— Start EXERCISE MATERIAL —
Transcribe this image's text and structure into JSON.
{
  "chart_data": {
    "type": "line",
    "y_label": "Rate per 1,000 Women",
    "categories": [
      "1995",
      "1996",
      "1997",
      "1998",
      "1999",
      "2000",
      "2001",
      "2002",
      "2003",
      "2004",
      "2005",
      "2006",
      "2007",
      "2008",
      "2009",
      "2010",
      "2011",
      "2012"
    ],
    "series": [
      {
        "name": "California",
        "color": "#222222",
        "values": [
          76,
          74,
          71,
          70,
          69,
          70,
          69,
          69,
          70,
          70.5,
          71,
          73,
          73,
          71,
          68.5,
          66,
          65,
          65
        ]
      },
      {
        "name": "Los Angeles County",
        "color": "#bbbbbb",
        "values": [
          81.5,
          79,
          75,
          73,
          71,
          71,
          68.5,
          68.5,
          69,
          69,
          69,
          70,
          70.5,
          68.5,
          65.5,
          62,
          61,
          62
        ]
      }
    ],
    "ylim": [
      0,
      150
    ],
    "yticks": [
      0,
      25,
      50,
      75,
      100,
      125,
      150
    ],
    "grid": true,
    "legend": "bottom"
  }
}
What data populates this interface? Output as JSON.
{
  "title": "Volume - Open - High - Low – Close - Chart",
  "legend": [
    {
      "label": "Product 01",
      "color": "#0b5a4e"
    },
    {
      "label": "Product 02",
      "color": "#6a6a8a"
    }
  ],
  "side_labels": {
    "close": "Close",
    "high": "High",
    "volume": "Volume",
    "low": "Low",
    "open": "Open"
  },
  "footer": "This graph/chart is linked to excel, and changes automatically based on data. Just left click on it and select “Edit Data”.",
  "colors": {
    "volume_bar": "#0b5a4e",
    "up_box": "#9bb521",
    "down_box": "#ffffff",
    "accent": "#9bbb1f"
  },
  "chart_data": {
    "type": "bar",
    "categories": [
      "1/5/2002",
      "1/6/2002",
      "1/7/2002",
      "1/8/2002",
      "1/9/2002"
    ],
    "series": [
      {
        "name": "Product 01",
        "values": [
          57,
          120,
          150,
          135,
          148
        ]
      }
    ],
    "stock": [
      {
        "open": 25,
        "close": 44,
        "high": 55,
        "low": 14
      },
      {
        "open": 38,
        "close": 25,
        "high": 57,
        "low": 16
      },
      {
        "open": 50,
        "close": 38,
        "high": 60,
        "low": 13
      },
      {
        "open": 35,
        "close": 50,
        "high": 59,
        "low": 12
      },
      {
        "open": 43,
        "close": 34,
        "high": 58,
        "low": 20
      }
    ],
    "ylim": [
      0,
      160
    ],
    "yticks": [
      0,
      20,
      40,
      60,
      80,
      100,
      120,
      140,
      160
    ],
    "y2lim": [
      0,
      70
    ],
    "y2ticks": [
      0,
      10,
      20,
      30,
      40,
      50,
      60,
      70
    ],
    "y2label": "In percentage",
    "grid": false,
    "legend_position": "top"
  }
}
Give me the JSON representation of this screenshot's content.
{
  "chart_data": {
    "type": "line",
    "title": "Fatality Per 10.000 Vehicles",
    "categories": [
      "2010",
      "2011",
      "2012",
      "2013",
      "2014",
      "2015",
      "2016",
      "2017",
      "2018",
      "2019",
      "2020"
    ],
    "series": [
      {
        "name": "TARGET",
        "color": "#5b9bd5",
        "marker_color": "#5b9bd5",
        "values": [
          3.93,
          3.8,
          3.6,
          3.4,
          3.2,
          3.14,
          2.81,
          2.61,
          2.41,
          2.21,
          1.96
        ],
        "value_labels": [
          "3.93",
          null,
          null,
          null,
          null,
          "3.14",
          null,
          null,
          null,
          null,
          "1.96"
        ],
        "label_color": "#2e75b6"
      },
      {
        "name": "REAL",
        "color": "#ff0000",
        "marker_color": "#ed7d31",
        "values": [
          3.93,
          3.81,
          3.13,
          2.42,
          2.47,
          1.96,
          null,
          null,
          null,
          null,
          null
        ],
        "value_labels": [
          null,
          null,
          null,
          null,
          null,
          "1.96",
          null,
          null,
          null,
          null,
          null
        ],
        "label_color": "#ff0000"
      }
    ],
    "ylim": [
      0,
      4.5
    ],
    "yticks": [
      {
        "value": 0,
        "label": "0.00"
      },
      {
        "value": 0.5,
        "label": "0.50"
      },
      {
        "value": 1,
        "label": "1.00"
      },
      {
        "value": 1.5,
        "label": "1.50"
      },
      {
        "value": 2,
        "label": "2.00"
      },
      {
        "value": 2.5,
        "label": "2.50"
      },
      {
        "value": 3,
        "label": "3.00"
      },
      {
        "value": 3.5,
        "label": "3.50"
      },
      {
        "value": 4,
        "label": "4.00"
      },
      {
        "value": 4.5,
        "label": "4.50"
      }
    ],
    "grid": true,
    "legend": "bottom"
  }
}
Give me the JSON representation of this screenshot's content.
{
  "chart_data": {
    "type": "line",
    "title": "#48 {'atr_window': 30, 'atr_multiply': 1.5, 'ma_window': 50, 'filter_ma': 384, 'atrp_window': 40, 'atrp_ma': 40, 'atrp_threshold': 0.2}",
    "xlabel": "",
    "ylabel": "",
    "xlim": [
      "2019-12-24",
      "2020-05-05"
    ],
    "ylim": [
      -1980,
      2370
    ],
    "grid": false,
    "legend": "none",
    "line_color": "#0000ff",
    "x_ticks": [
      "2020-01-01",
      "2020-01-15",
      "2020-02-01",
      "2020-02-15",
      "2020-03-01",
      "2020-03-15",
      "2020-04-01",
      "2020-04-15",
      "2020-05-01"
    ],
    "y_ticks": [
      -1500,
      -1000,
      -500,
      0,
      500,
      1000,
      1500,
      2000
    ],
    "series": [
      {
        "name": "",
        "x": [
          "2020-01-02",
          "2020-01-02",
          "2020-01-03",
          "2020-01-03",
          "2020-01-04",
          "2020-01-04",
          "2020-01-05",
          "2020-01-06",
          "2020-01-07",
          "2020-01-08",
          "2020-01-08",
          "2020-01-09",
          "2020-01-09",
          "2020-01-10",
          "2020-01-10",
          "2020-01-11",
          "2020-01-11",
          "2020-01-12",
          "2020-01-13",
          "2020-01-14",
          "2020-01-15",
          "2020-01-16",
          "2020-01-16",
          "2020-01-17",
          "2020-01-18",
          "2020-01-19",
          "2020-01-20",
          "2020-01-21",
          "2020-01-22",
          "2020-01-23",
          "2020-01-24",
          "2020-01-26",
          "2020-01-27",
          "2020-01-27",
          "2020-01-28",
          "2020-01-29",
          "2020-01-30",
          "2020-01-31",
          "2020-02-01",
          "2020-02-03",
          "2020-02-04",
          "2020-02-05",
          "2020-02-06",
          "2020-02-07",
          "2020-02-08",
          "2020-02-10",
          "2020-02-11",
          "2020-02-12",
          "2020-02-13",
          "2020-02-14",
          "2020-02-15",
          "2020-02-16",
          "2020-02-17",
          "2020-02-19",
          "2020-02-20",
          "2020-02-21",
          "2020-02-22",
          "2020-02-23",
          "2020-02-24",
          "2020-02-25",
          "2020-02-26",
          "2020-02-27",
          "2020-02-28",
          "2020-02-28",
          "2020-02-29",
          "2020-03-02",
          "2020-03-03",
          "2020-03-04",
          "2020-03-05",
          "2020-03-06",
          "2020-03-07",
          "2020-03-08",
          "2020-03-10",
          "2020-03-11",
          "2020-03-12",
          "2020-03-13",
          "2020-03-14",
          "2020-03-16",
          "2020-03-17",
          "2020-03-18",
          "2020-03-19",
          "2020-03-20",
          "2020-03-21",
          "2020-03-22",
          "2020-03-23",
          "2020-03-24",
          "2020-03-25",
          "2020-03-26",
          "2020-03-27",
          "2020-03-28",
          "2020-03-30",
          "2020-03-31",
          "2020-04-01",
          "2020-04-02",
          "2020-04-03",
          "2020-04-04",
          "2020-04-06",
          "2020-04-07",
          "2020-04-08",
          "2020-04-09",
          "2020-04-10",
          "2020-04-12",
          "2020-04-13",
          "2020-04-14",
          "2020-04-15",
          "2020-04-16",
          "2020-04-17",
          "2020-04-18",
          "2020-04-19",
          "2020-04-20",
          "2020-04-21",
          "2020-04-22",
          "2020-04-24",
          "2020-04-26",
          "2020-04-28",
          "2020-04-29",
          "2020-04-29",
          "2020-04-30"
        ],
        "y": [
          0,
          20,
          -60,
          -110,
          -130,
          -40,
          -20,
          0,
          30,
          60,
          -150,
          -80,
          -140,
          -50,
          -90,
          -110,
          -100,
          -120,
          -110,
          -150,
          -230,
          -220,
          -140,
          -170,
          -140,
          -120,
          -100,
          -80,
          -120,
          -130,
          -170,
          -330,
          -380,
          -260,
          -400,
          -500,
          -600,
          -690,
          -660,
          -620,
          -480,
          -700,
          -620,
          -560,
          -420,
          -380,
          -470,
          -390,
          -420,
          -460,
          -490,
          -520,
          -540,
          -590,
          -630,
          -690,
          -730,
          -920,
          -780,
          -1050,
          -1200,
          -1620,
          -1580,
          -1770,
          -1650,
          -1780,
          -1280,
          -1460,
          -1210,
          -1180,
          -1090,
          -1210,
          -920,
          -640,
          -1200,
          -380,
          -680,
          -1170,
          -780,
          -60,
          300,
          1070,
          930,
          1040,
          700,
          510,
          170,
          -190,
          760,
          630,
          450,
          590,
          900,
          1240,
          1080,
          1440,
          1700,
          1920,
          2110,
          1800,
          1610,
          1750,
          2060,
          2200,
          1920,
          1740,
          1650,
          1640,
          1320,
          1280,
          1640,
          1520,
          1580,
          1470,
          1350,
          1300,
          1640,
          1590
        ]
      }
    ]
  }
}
— End EXERCISE MATERIAL —
Collect each line containing the string "title".

**OUTPUT FOR THIS EXERCISE:**
  "title": "Volume - Open - High - Low – Close - Chart",
    "title": "Fatality Per 10.000 Vehicles",
    "title": "#48 {'atr_window': 30, 'atr_multiply': 1.5, 'ma_window': 50, 'filter_ma': 384, 'atrp_window': 40, 'atrp_ma': 40, 'atrp_threshold': 0.2}",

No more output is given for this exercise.